| Exercise goal |
Pull out every line in the data that has the string "videos" in it.

━━━ Supplied data ━━━

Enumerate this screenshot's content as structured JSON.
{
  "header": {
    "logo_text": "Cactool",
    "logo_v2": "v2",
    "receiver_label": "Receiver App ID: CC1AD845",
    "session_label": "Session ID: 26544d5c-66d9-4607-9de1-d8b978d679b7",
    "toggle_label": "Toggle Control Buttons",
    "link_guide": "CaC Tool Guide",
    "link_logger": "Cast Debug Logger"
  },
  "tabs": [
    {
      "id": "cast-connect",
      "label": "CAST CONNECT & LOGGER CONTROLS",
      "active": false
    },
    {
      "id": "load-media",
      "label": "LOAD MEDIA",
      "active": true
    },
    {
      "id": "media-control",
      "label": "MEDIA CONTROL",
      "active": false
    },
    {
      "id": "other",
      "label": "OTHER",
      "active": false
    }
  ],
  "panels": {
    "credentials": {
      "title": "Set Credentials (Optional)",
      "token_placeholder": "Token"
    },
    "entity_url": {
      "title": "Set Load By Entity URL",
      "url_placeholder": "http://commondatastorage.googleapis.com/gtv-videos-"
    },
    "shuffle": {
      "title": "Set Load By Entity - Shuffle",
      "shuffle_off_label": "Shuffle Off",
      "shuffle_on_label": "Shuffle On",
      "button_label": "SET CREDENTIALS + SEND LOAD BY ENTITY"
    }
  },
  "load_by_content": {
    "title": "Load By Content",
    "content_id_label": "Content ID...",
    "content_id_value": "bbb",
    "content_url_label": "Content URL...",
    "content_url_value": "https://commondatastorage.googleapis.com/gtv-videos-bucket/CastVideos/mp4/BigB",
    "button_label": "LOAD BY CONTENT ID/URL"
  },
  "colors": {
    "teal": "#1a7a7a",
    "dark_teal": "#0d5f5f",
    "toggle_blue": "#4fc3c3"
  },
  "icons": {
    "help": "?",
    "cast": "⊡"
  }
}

━━━

| Task result |
      "url_placeholder": "http://commondatastorage.googleapis.com/gtv-videos-"
    "content_url_value": "https://commondatastorage.googleapis.com/gtv-videos-bucket/CastVideos/mp4/BigB",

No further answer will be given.